_Short task 1:_ List every phrase set in bold type in the Fiddler churn-model walkthrough.
_Short task 2:_ Carry the Fiddler churn-model walkthrough forward from the point where it stops.

In this example, we'll be considering the case where we're a bank and we have **a model that predicts churn for our customers**.
  
In order to get insights into the model's performance, **Fiddler needs a small sample of data** to learn the schema of incoming data.

In [None]:
PATH_TO_SAMPLE_CSV = 'https://raw.githubusercontent.com/fiddler-labs/fiddler-examples/main/quickstart/data/v3/churn_data_sample.csv'

sample_df = pd.read_csv(PATH_TO_SAMPLE_CSV)
sample_df

## 4. Define your model specifications

In order to add your model to Fiddler, simply create a ModelSpec object with information about what each column of your data sample should used for.

Fiddler supports four column types:
1. **Inputs**
2. **Outputs** (Model predictions)
3. **Targets** (Ground truth values)

_Stored data:_
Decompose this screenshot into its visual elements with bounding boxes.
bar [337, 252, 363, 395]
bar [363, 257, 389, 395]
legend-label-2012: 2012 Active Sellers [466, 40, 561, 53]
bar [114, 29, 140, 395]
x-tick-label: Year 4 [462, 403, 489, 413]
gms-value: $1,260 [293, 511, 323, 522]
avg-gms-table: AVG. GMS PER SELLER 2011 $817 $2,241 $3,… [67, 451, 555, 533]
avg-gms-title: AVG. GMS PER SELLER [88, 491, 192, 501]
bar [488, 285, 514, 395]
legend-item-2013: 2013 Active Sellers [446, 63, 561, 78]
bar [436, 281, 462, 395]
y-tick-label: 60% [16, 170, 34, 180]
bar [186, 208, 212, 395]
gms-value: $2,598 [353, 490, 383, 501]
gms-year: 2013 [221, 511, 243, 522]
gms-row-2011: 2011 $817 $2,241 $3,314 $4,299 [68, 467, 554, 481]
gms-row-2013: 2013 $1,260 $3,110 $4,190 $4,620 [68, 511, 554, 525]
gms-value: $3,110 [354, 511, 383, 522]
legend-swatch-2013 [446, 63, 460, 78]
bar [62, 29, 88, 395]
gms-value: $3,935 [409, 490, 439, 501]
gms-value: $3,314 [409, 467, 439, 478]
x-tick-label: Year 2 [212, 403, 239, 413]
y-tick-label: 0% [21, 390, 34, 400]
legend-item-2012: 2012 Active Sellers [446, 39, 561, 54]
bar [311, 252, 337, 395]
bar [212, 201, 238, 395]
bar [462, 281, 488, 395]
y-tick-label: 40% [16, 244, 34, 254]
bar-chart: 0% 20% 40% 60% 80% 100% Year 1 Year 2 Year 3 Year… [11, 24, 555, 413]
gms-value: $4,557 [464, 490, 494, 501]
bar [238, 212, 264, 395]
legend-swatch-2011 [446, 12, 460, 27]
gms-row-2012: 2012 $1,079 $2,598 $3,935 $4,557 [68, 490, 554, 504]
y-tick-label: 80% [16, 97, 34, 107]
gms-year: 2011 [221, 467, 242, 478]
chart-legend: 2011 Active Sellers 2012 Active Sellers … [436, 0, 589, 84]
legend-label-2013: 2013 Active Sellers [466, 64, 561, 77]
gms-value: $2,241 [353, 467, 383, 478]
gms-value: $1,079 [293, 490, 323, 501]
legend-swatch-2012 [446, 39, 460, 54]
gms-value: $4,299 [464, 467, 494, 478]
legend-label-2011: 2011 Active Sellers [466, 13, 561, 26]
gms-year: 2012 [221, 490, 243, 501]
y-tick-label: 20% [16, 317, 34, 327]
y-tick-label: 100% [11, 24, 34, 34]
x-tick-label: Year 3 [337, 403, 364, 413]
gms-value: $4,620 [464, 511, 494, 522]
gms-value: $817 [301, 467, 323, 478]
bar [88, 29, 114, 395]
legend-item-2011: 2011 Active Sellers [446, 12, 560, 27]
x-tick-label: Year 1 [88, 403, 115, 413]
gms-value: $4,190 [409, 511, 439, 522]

_Final answer 1:_
- a model that predicts churn for our customers
- Fiddler needs a small sample of data
- Inputs
- Outputs
- Targets

_Final answer 2:_
4. **Metadata**

In [None]:
model_spec = fdl.ModelSpec(
    inputs=[
        'creditscore',
        'geography',
        'gender',
        'age',
        'tenure',
        'balance',
        'numofproducts',
        'hascrcard',
        'isactivemember',
        'estimatedsalary'
    ],
    outputs=['predicted_churn'],
    targets=['churn'],
    metadata=['customer_id', 'timestamp']
)

If you have columns in your ModelSpec which denote **prediction IDs or timestamps**, then Fiddler can use these to power its analytics accordingly.

Let's call them out here.

In [None]:
id_column = 'customer_id'
timestamp_column = 'timestamp'

## 5. Pick a model task

Fiddler supports a variety of model tasks. In this case, we're adding a binary classification model.

For this, we'll create a ModelTask object and an additional ModelTaskParams object to specify the ordering of our positive and negative labels.

*For a detailed breakdown of all supported model tasks, click here.*

In [None]:
model_task = fdl.ModelTask.BINARY_CLASSIFICATION

task_params = fdl.ModelTaskParams(target_class_order=['no', 'yes'])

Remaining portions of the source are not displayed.